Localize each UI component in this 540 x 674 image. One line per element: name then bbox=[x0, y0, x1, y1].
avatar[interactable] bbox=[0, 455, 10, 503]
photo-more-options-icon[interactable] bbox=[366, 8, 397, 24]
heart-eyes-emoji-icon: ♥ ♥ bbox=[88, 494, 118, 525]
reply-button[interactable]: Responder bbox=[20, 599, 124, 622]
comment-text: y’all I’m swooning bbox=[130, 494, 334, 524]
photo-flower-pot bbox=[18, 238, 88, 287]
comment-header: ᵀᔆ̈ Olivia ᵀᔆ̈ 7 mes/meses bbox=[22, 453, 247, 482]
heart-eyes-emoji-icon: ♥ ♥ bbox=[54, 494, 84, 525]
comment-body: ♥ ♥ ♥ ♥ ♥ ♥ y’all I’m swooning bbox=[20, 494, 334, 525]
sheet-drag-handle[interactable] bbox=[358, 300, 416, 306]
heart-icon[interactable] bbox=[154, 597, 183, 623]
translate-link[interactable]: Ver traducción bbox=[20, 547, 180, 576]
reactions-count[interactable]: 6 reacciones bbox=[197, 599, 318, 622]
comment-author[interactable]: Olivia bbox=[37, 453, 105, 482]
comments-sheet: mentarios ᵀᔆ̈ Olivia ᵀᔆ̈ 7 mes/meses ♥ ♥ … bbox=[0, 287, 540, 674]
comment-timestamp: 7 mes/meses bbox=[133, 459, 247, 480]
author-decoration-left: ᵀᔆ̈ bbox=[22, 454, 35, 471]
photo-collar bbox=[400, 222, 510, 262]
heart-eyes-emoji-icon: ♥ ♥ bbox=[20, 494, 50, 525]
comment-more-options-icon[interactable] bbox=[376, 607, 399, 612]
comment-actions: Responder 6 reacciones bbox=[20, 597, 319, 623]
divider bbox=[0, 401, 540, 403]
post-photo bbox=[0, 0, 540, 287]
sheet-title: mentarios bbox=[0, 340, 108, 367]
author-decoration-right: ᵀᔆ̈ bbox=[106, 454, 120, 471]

****************************************

### Job
Please express the listing as a JSON list of strings, with one string for each line and any blank lines left out.

### Response
[
  "Localize each UI component in this 540 x 674 image. One line per element: name then bbox=[x0, y0, x1, y1].",
  "avatar[interactable] bbox=[0, 455, 10, 503]",
  "photo-more-options-icon[interactable] bbox=[366, 8, 397, 24]",
  "heart-eyes-emoji-icon: ♥ ♥ bbox=[88, 494, 118, 525]",
  "reply-button[interactable]: Responder bbox=[20, 599, 124, 622]",
  "comment-text: y’all I’m swooning bbox=[130, 494, 334, 524]",
  "photo-flower-pot bbox=[18, 238, 88, 287]",
  "comment-header: ᵀᔆ̈ Olivia ᵀᔆ̈ 7 mes/meses bbox=[22, 453, 247, 482]",
  "heart-eyes-emoji-icon: ♥ ♥ bbox=[54, 494, 84, 525]",
  "comment-body: ♥ ♥ ♥ ♥ ♥ ♥ y’all I’m swooning bbox=[20, 494, 334, 525]",
  "sheet-drag-handle[interactable] bbox=[358, 300, 416, 306]",
  "heart-icon[interactable] bbox=[154, 597, 183, 623]",
  "translate-link[interactable]: Ver traducción bbox=[20, 547, 180, 576]",
  "reactions-count[interactable]: 6 reacciones bbox=[197, 599, 318, 622]",
  "comment-author[interactable]: Olivia bbox=[37, 453, 105, 482]",
  "comments-sheet: mentarios ᵀᔆ̈ Olivia ᵀᔆ̈ 7 mes/meses ♥ ♥ … bbox=[0, 287, 540, 674]",
  "comment-timestamp: 7 mes/meses bbox=[133, 459, 247, 480]",
  "author-decoration-left: ᵀᔆ̈ bbox=[22, 454, 35, 471]",
  "photo-collar bbox=[400, 222, 510, 262]",
  "heart-eyes-emoji-icon: ♥ ♥ bbox=[20, 494, 50, 525]",
  "comment-more-options-icon[interactable] bbox=[376, 607, 399, 612]",
  "comment-actions: Responder 6 reacciones bbox=[20, 597, 319, 623]",
  "divider bbox=[0, 401, 540, 403]",
  "post-photo bbox=[0, 0, 540, 287]",
  "sheet-title: mentarios bbox=[0, 340, 108, 367]",
  "author-decoration-right: ᵀᔆ̈ bbox=[106, 454, 120, 471]"
]